### AIM
Keep the pictures out of the copy and repeat the records exactly.
----------------------------------------
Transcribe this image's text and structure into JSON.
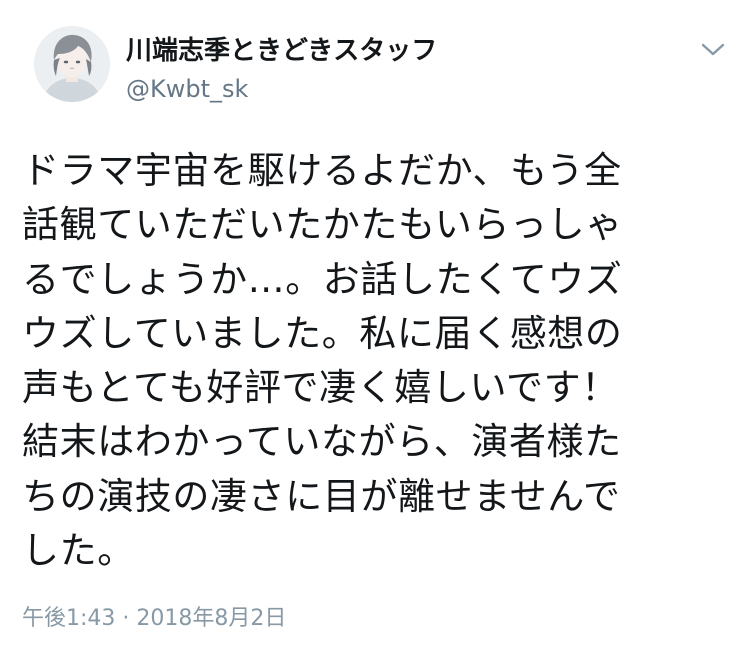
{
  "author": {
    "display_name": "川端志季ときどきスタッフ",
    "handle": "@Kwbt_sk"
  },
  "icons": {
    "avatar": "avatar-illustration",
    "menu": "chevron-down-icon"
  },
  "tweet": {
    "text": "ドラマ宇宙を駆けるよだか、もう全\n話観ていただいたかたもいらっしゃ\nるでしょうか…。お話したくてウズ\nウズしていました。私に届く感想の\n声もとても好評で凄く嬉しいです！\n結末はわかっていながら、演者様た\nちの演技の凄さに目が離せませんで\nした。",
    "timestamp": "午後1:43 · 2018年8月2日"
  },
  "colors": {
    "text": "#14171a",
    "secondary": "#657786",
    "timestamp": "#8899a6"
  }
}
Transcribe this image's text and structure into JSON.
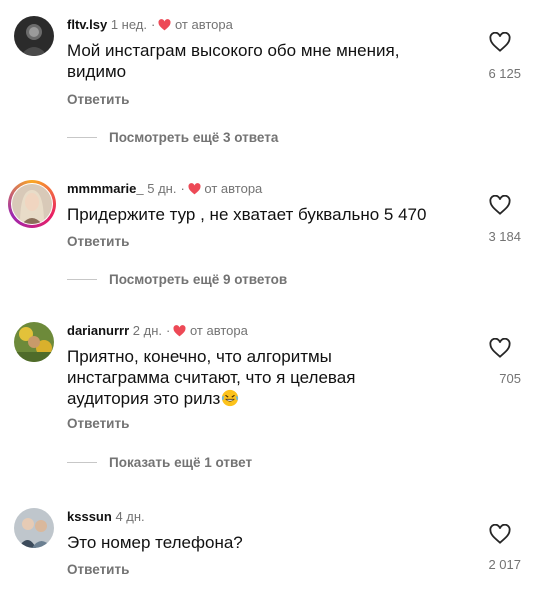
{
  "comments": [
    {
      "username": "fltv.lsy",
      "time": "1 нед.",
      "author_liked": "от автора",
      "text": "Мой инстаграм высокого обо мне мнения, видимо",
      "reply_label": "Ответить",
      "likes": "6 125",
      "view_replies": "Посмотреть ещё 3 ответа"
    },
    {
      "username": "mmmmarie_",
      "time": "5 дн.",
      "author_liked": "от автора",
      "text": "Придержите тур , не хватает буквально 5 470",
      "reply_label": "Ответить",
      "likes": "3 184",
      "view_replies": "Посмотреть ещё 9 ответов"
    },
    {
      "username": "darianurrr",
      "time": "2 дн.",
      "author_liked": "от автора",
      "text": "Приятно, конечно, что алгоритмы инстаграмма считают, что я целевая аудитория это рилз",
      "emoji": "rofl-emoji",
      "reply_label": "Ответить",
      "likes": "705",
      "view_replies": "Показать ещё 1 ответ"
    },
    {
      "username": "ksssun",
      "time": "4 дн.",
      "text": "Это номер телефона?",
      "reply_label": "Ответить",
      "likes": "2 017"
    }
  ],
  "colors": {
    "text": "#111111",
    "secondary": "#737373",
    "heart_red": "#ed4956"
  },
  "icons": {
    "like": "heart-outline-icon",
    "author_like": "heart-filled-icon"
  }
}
----------------------------------------
### ANSWER FOR THIS EXERCISE
Transcribe this image's text and structure into JSON.
{
  "author": {
    "display_name": "川端志季ときどきスタッフ",
    "handle": "@Kwbt_sk"
  },
  "icons": {
    "avatar": "avatar-illustration",
    "menu": "chevron-down-icon"
  },
  "tweet": {
    "text": "ドラマ宇宙を駆けるよだか、もう全\n話観ていただいたかたもいらっしゃ\nるでしょうか…。お話したくてウズ\nウズしていました。私に届く感想の\n声もとても好評で凄く嬉しいです！\n結末はわかっていながら、演者様た\nちの演技の凄さに目が離せませんで\nした。",
    "timestamp": "午後1:43 · 2018年8月2日"
  },
  "colors": {
    "text": "#14171a",
    "secondary": "#657786",
    "timestamp": "#8899a6"
  }
}
Transcribe this image's text and structure into JSON.
{
  "comments": [
    {
      "username": "fltv.lsy",
      "time": "1 нед.",
      "author_liked": "от автора",
      "text": "Мой инстаграм высокого обо мне мнения, видимо",
      "reply_label": "Ответить",
      "likes": "6 125",
      "view_replies": "Посмотреть ещё 3 ответа"
    },
    {
      "username": "mmmmarie_",
      "time": "5 дн.",
      "author_liked": "от автора",
      "text": "Придержите тур , не хватает буквально 5 470",
      "reply_label": "Ответить",
      "likes": "3 184",
      "view_replies": "Посмотреть ещё 9 ответов"
    },
    {
      "username": "darianurrr",
      "time": "2 дн.",
      "author_liked": "от автора",
      "text": "Приятно, конечно, что алгоритмы инстаграмма считают, что я целевая аудитория это рилз",
      "emoji": "rofl-emoji",
      "reply_label": "Ответить",
      "likes": "705",
      "view_replies": "Показать ещё 1 ответ"
    },
    {
      "username": "ksssun",
      "time": "4 дн.",
      "text": "Это номер телефона?",
      "reply_label": "Ответить",
      "likes": "2 017"
    }
  ],
  "colors": {
    "text": "#111111",
    "secondary": "#737373",
    "heart_red": "#ed4956"
  },
  "icons": {
    "like": "heart-outline-icon",
    "author_like": "heart-filled-icon"
  }
}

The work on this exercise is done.